--- Begin Data shown ---

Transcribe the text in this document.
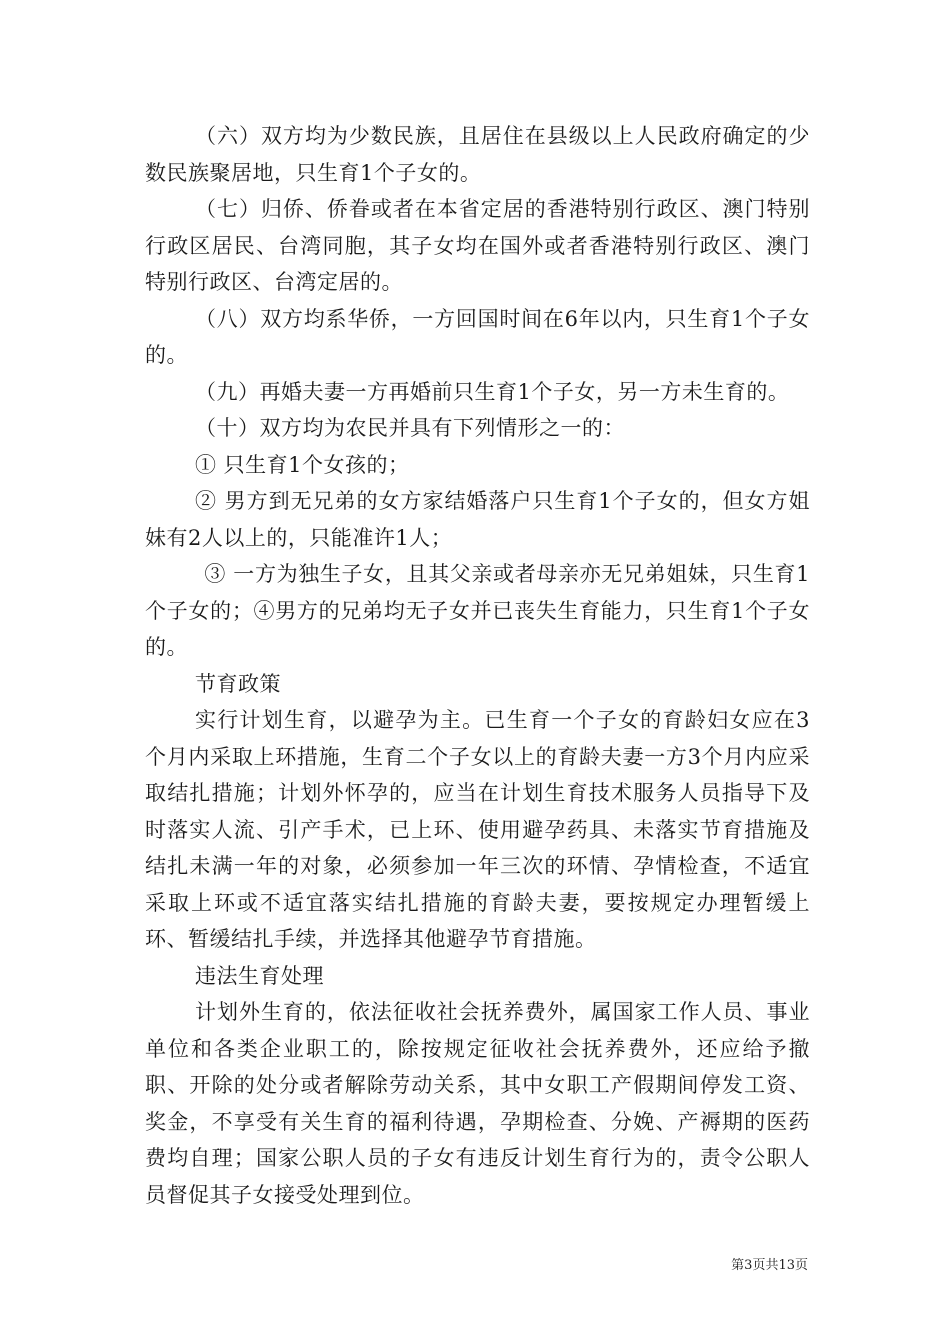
（六）双方均为少数民族，且居住在县级以上人民政府确定的少数民族聚居地，只生育1个子女的。

（七）归侨、侨眷或者在本省定居的香港特别行政区、澳门特别行政区居民、台湾同胞，其子女均在国外或者香港特别行政区、澳门特别行政区、台湾定居的。

（八）双方均系华侨，一方回国时间在6年以内，只生育1个子女的。

（九）再婚夫妻一方再婚前只生育1个子女，另一方未生育的。

（十）双方均为农民并具有下列情形之一的：

① 只生育1个女孩的；

② 男方到无兄弟的女方家结婚落户只生育1个子女的，但女方姐妹有2人以上的，只能准许1人；

③ 一方为独生子女，且其父亲或者母亲亦无兄弟姐妹，只生育1个子女的；④男方的兄弟均无子女并已丧失生育能力，只生育1个子女的。

节育政策

实行计划生育，以避孕为主。已生育一个子女的育龄妇女应在3个月内采取上环措施，生育二个子女以上的育龄夫妻一方3个月内应采取结扎措施；计划外怀孕的，应当在计划生育技术服务人员指导下及时落实人流、引产手术，已上环、使用避孕药具、未落实节育措施及结扎未满一年的对象，必须参加一年三次的环情、孕情检查，不适宜采取上环或不适宜落实结扎措施的育龄夫妻，要按规定办理暂缓上环、暂缓结扎手续，并选择其他避孕节育措施。

违法生育处理

计划外生育的，依法征收社会抚养费外，属国家工作人员、事业单位和各类企业职工的，除按规定征收社会抚养费外，还应给予撤职、开除的处分或者解除劳动关系，其中女职工产假期间停发工资、奖金，不享受有关生育的福利待遇，孕期检查、分娩、产褥期的医药费均自理；国家公职人员的子女有违反计划生育行为的，责令公职人员督促其子女接受处理到位。

第3页共13页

--- End Data shown ---

## Set exercise
Return the material word for word. Pictures are not part of the copy.

## Solved problem
Transcribe the text in this document.
（六）双方均为少数民族，且居住在县级以上人民政府确定的少数民族聚居地，只生育1个子女的。

（七）归侨、侨眷或者在本省定居的香港特别行政区、澳门特别行政区居民、台湾同胞，其子女均在国外或者香港特别行政区、澳门特别行政区、台湾定居的。

（八）双方均系华侨，一方回国时间在6年以内，只生育1个子女的。

（九）再婚夫妻一方再婚前只生育1个子女，另一方未生育的。

（十）双方均为农民并具有下列情形之一的：

① 只生育1个女孩的；

② 男方到无兄弟的女方家结婚落户只生育1个子女的，但女方姐妹有2人以上的，只能准许1人；

③ 一方为独生子女，且其父亲或者母亲亦无兄弟姐妹，只生育1个子女的；④男方的兄弟均无子女并已丧失生育能力，只生育1个子女的。

节育政策

实行计划生育，以避孕为主。已生育一个子女的育龄妇女应在3个月内采取上环措施，生育二个子女以上的育龄夫妻一方3个月内应采取结扎措施；计划外怀孕的，应当在计划生育技术服务人员指导下及时落实人流、引产手术，已上环、使用避孕药具、未落实节育措施及结扎未满一年的对象，必须参加一年三次的环情、孕情检查，不适宜采取上环或不适宜落实结扎措施的育龄夫妻，要按规定办理暂缓上环、暂缓结扎手续，并选择其他避孕节育措施。

违法生育处理

计划外生育的，依法征收社会抚养费外，属国家工作人员、事业单位和各类企业职工的，除按规定征收社会抚养费外，还应给予撤职、开除的处分或者解除劳动关系，其中女职工产假期间停发工资、奖金，不享受有关生育的福利待遇，孕期检查、分娩、产褥期的医药费均自理；国家公职人员的子女有违反计划生育行为的，责令公职人员督促其子女接受处理到位。

第3页共13页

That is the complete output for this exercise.